▸ **BLOC DE TEXTE**

——

La possibilité de voir l’adversaire se défiler, se disperser et plus tard reprendre forme dans d’autres régions est réel, et c’est bien la raison pour laquelle on n’est pas en mesure de parler d’un État, mais d’une organisation. Un point positif cependant, l’exemple de Daesh peut être utile pour alerter des tentatives similaires, et prendre des mesures fortes avant arriver à cette impasse.
Quand bien même nous réussirions à vaincre l’Etat islamique, avons-nous une solution politique à disposition pour occuper l’espace laissé libre, avant qu’une autre force islamiste ne prenne la place ?
François-Bernard Huyghe : Vous posez là une bonne question, à supposer qu’on les vainque un jour, ce qui passera par de grands massacres. Je ne vois pas de chute sans de « grandes dépenses de sang », simplement parce que nous sommes face à 60 000 hommes prêts à mourir. Si la réponse à votre question existait, les Occidentaux navigueraient moins à vue. Cela passera probablement par le renforcement d’un pouvoir chiite en Irak, l’exclusion en douceur de Bachar el-Assad. Mais je ne suis gère optimiste : après Al-Qaida et l’Etat islamique, qui sait quelle autre entité émerger ?

——

▸ **CONSIGNES DE L'EXERCICE**
• a. D'après l'extrait sur l'État islamique, combien d'hommes prêts à mourir l'adversaire compte-t-il ?
• b. Recopiez le passage de l'extrait sur l'État islamique en commençant à « La possibilité de » et en terminant à « prenne la place ? », puis échangez « organisation » contre « structure ».

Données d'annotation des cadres
——

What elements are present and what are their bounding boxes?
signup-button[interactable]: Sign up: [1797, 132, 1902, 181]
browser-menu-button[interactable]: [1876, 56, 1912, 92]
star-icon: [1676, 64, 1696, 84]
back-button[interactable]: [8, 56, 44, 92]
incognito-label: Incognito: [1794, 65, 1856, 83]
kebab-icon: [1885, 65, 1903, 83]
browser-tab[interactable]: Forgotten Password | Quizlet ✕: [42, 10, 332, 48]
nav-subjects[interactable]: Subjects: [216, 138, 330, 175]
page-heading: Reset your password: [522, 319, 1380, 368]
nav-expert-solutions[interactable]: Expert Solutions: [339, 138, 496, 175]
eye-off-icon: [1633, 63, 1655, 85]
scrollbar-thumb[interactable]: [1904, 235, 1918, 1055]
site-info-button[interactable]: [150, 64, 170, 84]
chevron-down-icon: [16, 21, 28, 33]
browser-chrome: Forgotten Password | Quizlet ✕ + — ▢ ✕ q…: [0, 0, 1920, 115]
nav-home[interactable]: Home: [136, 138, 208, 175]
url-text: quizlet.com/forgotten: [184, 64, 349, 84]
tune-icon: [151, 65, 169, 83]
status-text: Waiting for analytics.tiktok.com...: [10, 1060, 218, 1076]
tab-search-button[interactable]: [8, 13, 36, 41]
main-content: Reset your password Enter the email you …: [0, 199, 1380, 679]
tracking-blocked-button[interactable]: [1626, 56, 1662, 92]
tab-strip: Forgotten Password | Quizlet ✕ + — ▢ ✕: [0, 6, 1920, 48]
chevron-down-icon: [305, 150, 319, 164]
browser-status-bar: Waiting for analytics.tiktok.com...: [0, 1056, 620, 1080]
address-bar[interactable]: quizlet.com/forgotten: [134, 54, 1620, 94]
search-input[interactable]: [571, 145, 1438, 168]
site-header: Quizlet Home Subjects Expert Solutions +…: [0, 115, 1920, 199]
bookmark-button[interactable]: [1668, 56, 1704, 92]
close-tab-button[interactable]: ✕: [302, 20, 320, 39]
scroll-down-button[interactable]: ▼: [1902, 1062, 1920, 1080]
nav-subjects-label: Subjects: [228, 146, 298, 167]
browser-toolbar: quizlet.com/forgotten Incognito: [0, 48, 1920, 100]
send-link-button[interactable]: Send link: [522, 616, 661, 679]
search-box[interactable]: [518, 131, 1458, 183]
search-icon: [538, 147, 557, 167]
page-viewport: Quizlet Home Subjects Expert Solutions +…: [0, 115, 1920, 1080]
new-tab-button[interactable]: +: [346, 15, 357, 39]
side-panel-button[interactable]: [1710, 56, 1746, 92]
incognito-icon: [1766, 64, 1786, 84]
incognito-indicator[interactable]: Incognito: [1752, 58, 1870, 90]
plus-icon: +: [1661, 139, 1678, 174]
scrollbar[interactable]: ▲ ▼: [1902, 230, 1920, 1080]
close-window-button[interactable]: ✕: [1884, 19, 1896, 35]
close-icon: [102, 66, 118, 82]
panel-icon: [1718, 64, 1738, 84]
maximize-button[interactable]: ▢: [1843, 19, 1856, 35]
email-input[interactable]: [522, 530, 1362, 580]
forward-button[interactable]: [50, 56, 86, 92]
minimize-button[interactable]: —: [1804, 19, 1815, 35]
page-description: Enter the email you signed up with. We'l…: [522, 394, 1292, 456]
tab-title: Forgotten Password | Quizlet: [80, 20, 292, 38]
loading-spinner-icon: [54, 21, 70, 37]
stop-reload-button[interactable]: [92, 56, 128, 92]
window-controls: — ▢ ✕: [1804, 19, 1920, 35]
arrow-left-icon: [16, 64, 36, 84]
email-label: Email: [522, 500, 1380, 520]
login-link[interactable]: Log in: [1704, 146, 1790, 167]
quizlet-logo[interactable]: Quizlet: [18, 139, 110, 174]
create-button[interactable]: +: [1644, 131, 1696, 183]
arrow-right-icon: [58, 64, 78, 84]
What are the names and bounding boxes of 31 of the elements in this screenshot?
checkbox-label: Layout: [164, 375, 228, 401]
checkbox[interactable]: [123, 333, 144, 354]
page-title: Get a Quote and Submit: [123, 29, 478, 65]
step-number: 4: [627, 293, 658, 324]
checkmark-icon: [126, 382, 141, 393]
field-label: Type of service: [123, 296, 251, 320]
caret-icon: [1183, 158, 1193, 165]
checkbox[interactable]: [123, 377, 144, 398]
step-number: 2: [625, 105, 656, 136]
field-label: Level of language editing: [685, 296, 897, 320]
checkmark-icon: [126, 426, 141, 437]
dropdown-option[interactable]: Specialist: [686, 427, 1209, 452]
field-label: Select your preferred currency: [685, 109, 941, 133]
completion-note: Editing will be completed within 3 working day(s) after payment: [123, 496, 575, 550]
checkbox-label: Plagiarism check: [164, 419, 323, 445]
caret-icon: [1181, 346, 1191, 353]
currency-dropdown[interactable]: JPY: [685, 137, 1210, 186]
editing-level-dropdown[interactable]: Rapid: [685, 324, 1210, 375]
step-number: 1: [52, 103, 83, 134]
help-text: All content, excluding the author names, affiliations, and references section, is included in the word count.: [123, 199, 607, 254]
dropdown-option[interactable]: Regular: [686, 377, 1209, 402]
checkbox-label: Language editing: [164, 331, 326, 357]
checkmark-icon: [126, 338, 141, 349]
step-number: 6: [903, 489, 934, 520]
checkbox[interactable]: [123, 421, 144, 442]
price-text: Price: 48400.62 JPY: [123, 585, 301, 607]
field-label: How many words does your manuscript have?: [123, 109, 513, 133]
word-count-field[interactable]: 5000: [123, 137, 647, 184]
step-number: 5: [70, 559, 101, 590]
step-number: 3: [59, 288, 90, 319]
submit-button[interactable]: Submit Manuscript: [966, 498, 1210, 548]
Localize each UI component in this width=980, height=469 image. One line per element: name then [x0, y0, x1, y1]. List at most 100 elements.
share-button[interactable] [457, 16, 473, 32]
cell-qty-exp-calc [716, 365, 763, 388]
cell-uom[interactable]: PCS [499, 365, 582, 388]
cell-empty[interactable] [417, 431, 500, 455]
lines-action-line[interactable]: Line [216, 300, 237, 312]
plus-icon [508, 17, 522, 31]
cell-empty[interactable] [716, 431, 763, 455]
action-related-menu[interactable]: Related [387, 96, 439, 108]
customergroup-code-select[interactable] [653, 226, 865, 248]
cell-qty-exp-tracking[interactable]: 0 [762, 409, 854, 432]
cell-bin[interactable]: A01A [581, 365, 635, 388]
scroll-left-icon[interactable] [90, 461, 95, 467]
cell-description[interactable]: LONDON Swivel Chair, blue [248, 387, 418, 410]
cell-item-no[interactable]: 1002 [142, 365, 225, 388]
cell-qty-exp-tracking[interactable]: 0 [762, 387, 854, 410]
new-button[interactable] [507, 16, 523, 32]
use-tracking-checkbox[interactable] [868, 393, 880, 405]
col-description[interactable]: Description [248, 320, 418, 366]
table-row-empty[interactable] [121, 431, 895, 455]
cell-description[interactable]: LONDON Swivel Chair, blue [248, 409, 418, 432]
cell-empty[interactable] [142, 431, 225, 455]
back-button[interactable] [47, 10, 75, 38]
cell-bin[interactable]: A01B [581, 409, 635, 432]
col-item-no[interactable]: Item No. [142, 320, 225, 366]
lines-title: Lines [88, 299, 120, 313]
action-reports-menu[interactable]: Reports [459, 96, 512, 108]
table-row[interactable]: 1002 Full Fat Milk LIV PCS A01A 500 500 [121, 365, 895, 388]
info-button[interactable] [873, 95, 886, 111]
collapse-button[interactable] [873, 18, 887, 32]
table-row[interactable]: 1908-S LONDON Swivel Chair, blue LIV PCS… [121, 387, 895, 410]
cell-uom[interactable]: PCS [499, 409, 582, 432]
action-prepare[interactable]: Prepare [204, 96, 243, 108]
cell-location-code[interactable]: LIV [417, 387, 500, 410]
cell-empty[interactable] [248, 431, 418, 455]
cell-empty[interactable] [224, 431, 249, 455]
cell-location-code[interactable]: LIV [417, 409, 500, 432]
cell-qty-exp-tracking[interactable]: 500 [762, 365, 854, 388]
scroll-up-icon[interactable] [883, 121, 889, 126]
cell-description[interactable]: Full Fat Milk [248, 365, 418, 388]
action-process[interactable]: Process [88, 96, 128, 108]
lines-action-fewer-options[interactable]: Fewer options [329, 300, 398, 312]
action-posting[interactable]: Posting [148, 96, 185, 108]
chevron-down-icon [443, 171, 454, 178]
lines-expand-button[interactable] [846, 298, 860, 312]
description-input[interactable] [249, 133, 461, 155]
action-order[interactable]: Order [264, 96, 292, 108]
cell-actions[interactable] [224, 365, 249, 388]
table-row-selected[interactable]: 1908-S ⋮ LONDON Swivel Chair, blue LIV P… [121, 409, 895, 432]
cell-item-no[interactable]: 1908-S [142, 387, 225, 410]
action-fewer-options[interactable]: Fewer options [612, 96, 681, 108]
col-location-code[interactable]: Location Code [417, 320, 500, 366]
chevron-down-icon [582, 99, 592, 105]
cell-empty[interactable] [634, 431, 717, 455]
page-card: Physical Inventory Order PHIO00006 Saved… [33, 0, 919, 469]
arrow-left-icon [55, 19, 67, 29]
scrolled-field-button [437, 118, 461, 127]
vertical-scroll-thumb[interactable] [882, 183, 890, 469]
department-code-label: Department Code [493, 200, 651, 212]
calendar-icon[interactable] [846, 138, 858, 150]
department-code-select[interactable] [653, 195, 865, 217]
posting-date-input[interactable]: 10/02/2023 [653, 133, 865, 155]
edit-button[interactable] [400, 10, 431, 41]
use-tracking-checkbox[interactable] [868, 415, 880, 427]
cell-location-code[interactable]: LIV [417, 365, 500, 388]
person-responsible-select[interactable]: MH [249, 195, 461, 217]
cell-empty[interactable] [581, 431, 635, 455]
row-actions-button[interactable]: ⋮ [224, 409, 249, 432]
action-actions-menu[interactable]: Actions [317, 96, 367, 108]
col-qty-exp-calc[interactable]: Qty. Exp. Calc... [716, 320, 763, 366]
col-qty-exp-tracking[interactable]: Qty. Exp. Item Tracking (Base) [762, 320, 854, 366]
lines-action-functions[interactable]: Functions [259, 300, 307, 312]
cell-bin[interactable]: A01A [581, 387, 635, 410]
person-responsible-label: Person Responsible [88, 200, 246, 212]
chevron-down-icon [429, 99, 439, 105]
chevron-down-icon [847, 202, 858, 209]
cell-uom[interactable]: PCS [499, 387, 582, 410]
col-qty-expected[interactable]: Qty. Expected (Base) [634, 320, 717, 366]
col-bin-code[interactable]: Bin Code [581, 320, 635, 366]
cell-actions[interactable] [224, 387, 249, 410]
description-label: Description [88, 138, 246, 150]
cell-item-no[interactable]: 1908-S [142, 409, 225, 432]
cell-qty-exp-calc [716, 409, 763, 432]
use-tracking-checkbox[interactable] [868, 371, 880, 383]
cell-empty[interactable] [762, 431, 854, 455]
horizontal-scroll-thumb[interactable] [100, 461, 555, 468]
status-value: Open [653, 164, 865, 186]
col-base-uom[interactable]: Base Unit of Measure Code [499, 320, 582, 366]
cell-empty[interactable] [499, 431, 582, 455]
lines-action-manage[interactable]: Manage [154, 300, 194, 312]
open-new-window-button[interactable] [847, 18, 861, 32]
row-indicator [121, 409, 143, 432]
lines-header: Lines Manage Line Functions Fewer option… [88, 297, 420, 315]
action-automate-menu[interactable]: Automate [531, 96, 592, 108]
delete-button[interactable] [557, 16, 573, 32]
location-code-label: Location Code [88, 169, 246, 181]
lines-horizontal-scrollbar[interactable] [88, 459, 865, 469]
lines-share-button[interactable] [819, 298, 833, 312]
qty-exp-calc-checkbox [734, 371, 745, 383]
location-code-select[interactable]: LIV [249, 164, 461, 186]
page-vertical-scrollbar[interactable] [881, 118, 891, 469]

——

▸ **RÉPONSES DÉTAILLÉES**
• a. 60 000 hommes.

• b.
La possibilité de voir l’adversaire se défiler, se disperser et plus tard reprendre forme dans d’autres régions est réel, et c’est bien la raison pour laquelle on n’est pas en mesure de parler d’un État, mais d’une structure. Un point positif cependant, l’exemple de Daesh peut être utile pour alerter des tentatives similaires, et prendre des mesures fortes avant arriver à cette impasse.
Quand bien même nous réussirions à vaincre l’Etat islamique, avons-nous une solution politique à disposition pour occuper l’espace laissé libre, avant qu’une autre force islamiste ne prenne la place ?